* TO DO
Every record below should be transcribed exactly. Omit the images.

* Dataset rows about figures

───

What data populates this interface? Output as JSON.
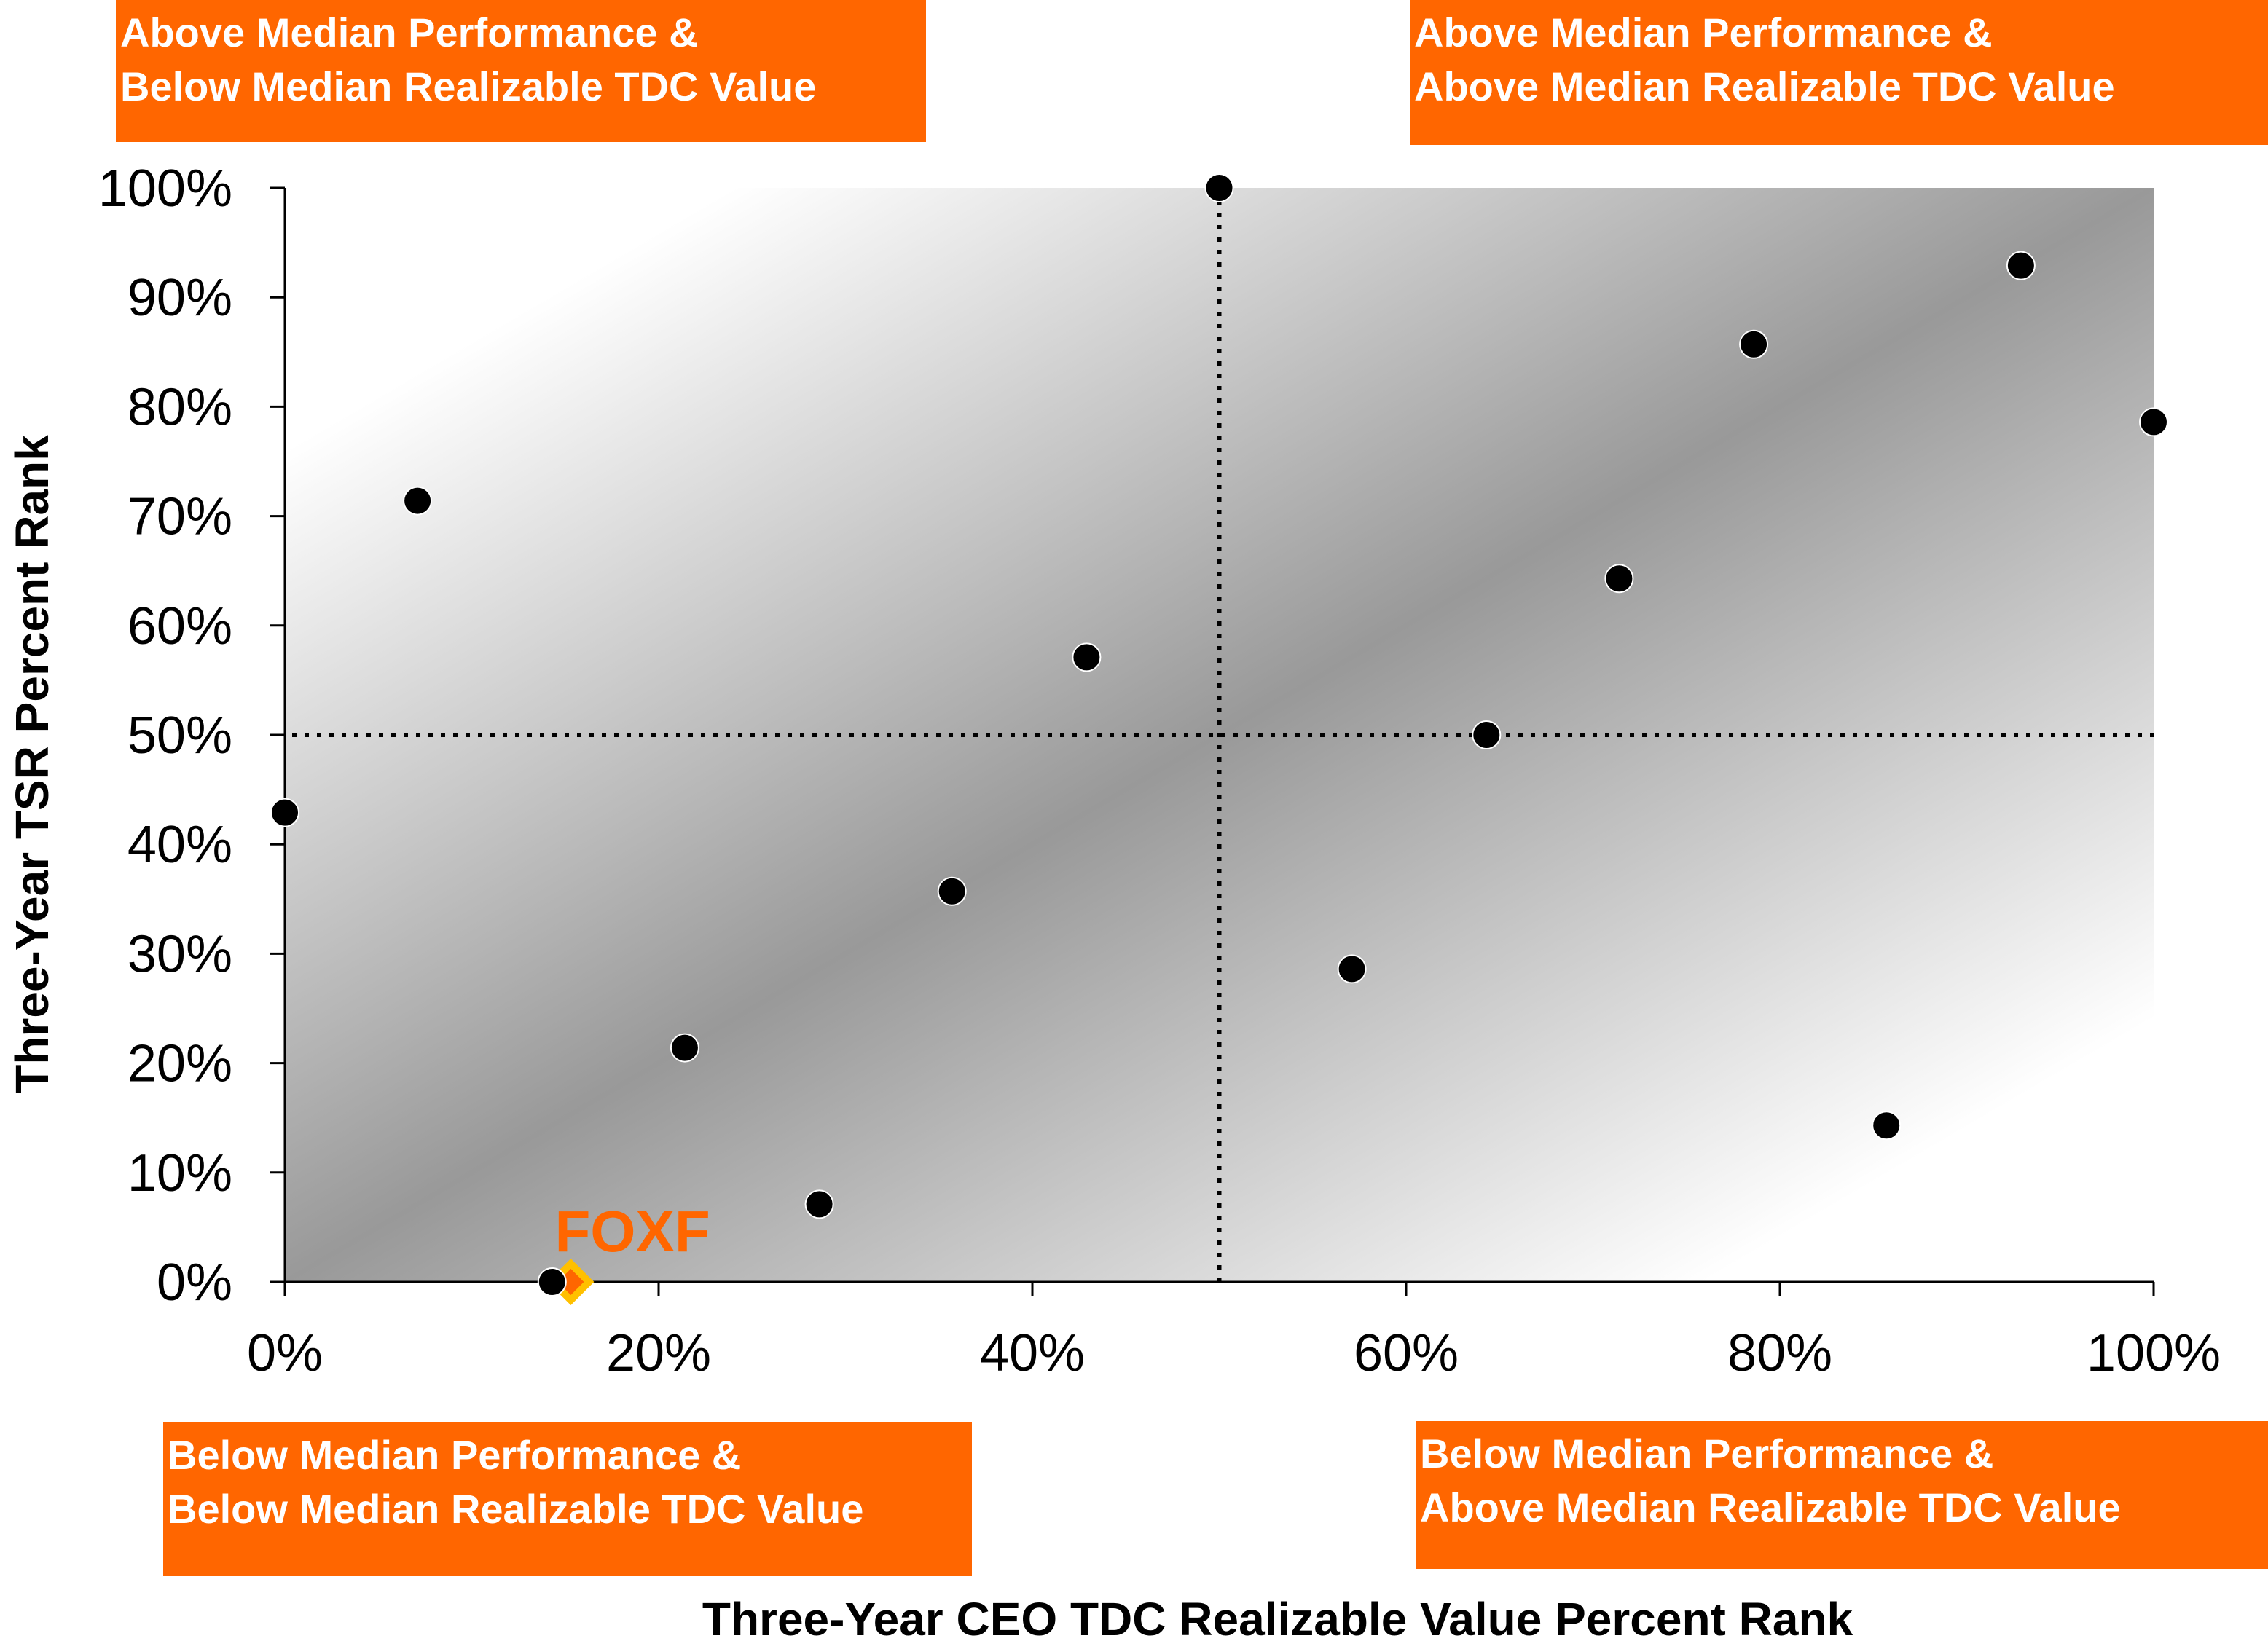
{
  "chart_data": {
    "type": "scatter",
    "xlabel": "Three-Year CEO TDC Realizable Value Percent Rank",
    "ylabel": "Three-Year TSR Percent Rank",
    "xlim": [
      0,
      100
    ],
    "ylim": [
      0,
      100
    ],
    "x_ticks": [
      "0%",
      "20%",
      "40%",
      "60%",
      "80%",
      "100%"
    ],
    "y_ticks": [
      "0%",
      "10%",
      "20%",
      "30%",
      "40%",
      "50%",
      "60%",
      "70%",
      "80%",
      "90%",
      "100%"
    ],
    "grid": false,
    "reference_lines": {
      "x": 50,
      "y": 50,
      "style": "dotted"
    },
    "peers": {
      "color": "#000000",
      "points": [
        [
          0,
          42.9
        ],
        [
          7.1,
          71.4
        ],
        [
          14.3,
          0
        ],
        [
          21.4,
          21.4
        ],
        [
          28.6,
          7.1
        ],
        [
          35.7,
          35.7
        ],
        [
          42.9,
          57.1
        ],
        [
          50,
          100
        ],
        [
          57.1,
          28.6
        ],
        [
          64.3,
          50
        ],
        [
          71.4,
          64.3
        ],
        [
          78.6,
          85.7
        ],
        [
          85.7,
          14.3
        ],
        [
          92.9,
          92.9
        ],
        [
          100,
          78.6
        ]
      ]
    },
    "highlight": {
      "label": "FOXF",
      "x": 15.3,
      "y": 0,
      "color": "#ff6600",
      "border_color": "#ffc000"
    },
    "quadrants": {
      "top_left": "Above Median Performance &\nBelow Median Realizable TDC Value",
      "top_right": "Above Median Performance &\nAbove Median Realizable TDC Value",
      "bottom_left": "Below Median Performance &\nBelow Median Realizable TDC Value",
      "bottom_right": "Below Median Performance &\nAbove Median Realizable TDC Value"
    },
    "accent_color": "#ff6600"
  }
}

───

* RESPONSE TO THIS TASK
What data populates this interface? Output as JSON.
{
  "chart_data": {
    "type": "scatter",
    "xlabel": "Three-Year CEO TDC Realizable Value Percent Rank",
    "ylabel": "Three-Year TSR Percent Rank",
    "xlim": [
      0,
      100
    ],
    "ylim": [
      0,
      100
    ],
    "x_ticks": [
      "0%",
      "20%",
      "40%",
      "60%",
      "80%",
      "100%"
    ],
    "y_ticks": [
      "0%",
      "10%",
      "20%",
      "30%",
      "40%",
      "50%",
      "60%",
      "70%",
      "80%",
      "90%",
      "100%"
    ],
    "grid": false,
    "reference_lines": {
      "x": 50,
      "y": 50,
      "style": "dotted"
    },
    "peers": {
      "color": "#000000",
      "points": [
        [
          0,
          42.9
        ],
        [
          7.1,
          71.4
        ],
        [
          14.3,
          0
        ],
        [
          21.4,
          21.4
        ],
        [
          28.6,
          7.1
        ],
        [
          35.7,
          35.7
        ],
        [
          42.9,
          57.1
        ],
        [
          50,
          100
        ],
        [
          57.1,
          28.6
        ],
        [
          64.3,
          50
        ],
        [
          71.4,
          64.3
        ],
        [
          78.6,
          85.7
        ],
        [
          85.7,
          14.3
        ],
        [
          92.9,
          92.9
        ],
        [
          100,
          78.6
        ]
      ]
    },
    "highlight": {
      "label": "FOXF",
      "x": 15.3,
      "y": 0,
      "color": "#ff6600",
      "border_color": "#ffc000"
    },
    "quadrants": {
      "top_left": "Above Median Performance &\nBelow Median Realizable TDC Value",
      "top_right": "Above Median Performance &\nAbove Median Realizable TDC Value",
      "bottom_left": "Below Median Performance &\nBelow Median Realizable TDC Value",
      "bottom_right": "Below Median Performance &\nAbove Median Realizable TDC Value"
    },
    "accent_color": "#ff6600"
  }
}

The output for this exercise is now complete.